(Entries with figure data)
::::::::::
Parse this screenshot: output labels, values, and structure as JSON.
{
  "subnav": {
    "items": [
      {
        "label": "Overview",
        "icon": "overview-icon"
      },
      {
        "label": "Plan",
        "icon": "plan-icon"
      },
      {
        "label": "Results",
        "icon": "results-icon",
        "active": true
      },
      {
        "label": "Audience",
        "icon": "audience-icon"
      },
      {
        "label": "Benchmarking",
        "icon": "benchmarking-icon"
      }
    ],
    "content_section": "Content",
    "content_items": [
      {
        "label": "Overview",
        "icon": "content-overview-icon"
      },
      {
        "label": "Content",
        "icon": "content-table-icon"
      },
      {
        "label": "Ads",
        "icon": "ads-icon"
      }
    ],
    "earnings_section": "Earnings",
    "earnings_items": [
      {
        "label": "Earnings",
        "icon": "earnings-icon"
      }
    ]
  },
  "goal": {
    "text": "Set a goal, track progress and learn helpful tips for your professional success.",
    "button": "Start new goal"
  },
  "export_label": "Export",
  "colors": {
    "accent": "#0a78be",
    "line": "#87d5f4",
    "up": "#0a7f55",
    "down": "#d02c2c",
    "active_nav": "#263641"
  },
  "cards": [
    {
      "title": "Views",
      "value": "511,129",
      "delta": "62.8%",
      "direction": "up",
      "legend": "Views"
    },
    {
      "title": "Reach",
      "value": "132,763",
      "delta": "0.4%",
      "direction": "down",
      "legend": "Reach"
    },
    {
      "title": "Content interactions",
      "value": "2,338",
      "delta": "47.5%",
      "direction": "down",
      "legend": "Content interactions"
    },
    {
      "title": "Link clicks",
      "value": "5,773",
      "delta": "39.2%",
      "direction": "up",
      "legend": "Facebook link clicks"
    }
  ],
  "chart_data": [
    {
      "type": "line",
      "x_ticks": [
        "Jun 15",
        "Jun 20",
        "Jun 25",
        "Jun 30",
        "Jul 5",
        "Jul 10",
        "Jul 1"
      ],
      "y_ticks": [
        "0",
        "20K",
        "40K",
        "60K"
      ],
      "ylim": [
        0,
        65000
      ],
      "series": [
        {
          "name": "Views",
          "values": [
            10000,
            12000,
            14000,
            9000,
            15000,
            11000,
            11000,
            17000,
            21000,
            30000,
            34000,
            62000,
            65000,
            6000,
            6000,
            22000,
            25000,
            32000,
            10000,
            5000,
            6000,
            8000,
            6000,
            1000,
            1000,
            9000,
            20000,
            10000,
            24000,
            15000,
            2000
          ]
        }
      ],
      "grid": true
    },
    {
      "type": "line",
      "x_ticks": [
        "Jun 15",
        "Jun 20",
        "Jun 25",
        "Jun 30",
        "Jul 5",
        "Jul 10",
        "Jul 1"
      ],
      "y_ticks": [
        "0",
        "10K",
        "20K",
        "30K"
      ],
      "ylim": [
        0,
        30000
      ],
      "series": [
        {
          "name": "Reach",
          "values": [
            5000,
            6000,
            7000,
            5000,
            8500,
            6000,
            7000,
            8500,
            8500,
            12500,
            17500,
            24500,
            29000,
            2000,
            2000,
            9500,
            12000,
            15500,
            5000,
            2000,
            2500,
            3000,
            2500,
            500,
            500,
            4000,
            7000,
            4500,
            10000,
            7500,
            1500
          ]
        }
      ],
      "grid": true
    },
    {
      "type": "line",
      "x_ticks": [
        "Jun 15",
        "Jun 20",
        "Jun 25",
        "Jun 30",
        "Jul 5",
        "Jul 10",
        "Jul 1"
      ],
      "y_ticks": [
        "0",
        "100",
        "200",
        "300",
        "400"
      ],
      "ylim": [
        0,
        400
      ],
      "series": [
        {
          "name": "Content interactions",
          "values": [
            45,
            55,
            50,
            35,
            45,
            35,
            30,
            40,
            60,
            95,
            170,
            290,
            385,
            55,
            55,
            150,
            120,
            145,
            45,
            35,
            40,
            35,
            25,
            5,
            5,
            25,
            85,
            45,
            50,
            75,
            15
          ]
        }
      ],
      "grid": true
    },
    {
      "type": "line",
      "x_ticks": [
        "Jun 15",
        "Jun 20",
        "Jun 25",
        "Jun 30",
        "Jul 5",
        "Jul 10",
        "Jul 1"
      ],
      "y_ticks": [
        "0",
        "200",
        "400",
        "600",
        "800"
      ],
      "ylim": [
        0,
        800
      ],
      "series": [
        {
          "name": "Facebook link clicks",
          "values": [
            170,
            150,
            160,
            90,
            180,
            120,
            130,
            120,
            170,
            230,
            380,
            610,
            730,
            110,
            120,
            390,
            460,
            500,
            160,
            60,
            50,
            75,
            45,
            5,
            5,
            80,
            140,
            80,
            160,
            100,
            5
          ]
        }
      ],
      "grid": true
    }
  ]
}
::::::::::
- **Task brief**
Your task is to retype all of the records exactly.

- **Result**
Parse this screenshot: output labels, values, and structure as JSON.
{
  "subnav": {
    "items": [
      {
        "label": "Overview",
        "icon": "overview-icon"
      },
      {
        "label": "Plan",
        "icon": "plan-icon"
      },
      {
        "label": "Results",
        "icon": "results-icon",
        "active": true
      },
      {
        "label": "Audience",
        "icon": "audience-icon"
      },
      {
        "label": "Benchmarking",
        "icon": "benchmarking-icon"
      }
    ],
    "content_section": "Content",
    "content_items": [
      {
        "label": "Overview",
        "icon": "content-overview-icon"
      },
      {
        "label": "Content",
        "icon": "content-table-icon"
      },
      {
        "label": "Ads",
        "icon": "ads-icon"
      }
    ],
    "earnings_section": "Earnings",
    "earnings_items": [
      {
        "label": "Earnings",
        "icon": "earnings-icon"
      }
    ]
  },
  "goal": {
    "text": "Set a goal, track progress and learn helpful tips for your professional success.",
    "button": "Start new goal"
  },
  "export_label": "Export",
  "colors": {
    "accent": "#0a78be",
    "line": "#87d5f4",
    "up": "#0a7f55",
    "down": "#d02c2c",
    "active_nav": "#263641"
  },
  "cards": [
    {
      "title": "Views",
      "value": "511,129",
      "delta": "62.8%",
      "direction": "up",
      "legend": "Views"
    },
    {
      "title": "Reach",
      "value": "132,763",
      "delta": "0.4%",
      "direction": "down",
      "legend": "Reach"
    },
    {
      "title": "Content interactions",
      "value": "2,338",
      "delta": "47.5%",
      "direction": "down",
      "legend": "Content interactions"
    },
    {
      "title": "Link clicks",
      "value": "5,773",
      "delta": "39.2%",
      "direction": "up",
      "legend": "Facebook link clicks"
    }
  ],
  "chart_data": [
    {
      "type": "line",
      "x_ticks": [
        "Jun 15",
        "Jun 20",
        "Jun 25",
        "Jun 30",
        "Jul 5",
        "Jul 10",
        "Jul 1"
      ],
      "y_ticks": [
        "0",
        "20K",
        "40K",
        "60K"
      ],
      "ylim": [
        0,
        65000
      ],
      "series": [
        {
          "name": "Views",
          "values": [
            10000,
            12000,
            14000,
            9000,
            15000,
            11000,
            11000,
            17000,
            21000,
            30000,
            34000,
            62000,
            65000,
            6000,
            6000,
            22000,
            25000,
            32000,
            10000,
            5000,
            6000,
            8000,
            6000,
            1000,
            1000,
            9000,
            20000,
            10000,
            24000,
            15000,
            2000
          ]
        }
      ],
      "grid": true
    },
    {
      "type": "line",
      "x_ticks": [
        "Jun 15",
        "Jun 20",
        "Jun 25",
        "Jun 30",
        "Jul 5",
        "Jul 10",
        "Jul 1"
      ],
      "y_ticks": [
        "0",
        "10K",
        "20K",
        "30K"
      ],
      "ylim": [
        0,
        30000
      ],
      "series": [
        {
          "name": "Reach",
          "values": [
            5000,
            6000,
            7000,
            5000,
            8500,
            6000,
            7000,
            8500,
            8500,
            12500,
            17500,
            24500,
            29000,
            2000,
            2000,
            9500,
            12000,
            15500,
            5000,
            2000,
            2500,
            3000,
            2500,
            500,
            500,
            4000,
            7000,
            4500,
            10000,
            7500,
            1500
          ]
        }
      ],
      "grid": true
    },
    {
      "type": "line",
      "x_ticks": [
        "Jun 15",
        "Jun 20",
        "Jun 25",
        "Jun 30",
        "Jul 5",
        "Jul 10",
        "Jul 1"
      ],
      "y_ticks": [
        "0",
        "100",
        "200",
        "300",
        "400"
      ],
      "ylim": [
        0,
        400
      ],
      "series": [
        {
          "name": "Content interactions",
          "values": [
            45,
            55,
            50,
            35,
            45,
            35,
            30,
            40,
            60,
            95,
            170,
            290,
            385,
            55,
            55,
            150,
            120,
            145,
            45,
            35,
            40,
            35,
            25,
            5,
            5,
            25,
            85,
            45,
            50,
            75,
            15
          ]
        }
      ],
      "grid": true
    },
    {
      "type": "line",
      "x_ticks": [
        "Jun 15",
        "Jun 20",
        "Jun 25",
        "Jun 30",
        "Jul 5",
        "Jul 10",
        "Jul 1"
      ],
      "y_ticks": [
        "0",
        "200",
        "400",
        "600",
        "800"
      ],
      "ylim": [
        0,
        800
      ],
      "series": [
        {
          "name": "Facebook link clicks",
          "values": [
            170,
            150,
            160,
            90,
            180,
            120,
            130,
            120,
            170,
            230,
            380,
            610,
            730,
            110,
            120,
            390,
            460,
            500,
            160,
            60,
            50,
            75,
            45,
            5,
            5,
            80,
            140,
            80,
            160,
            100,
            5
          ]
        }
      ],
      "grid": true
    }
  ]
}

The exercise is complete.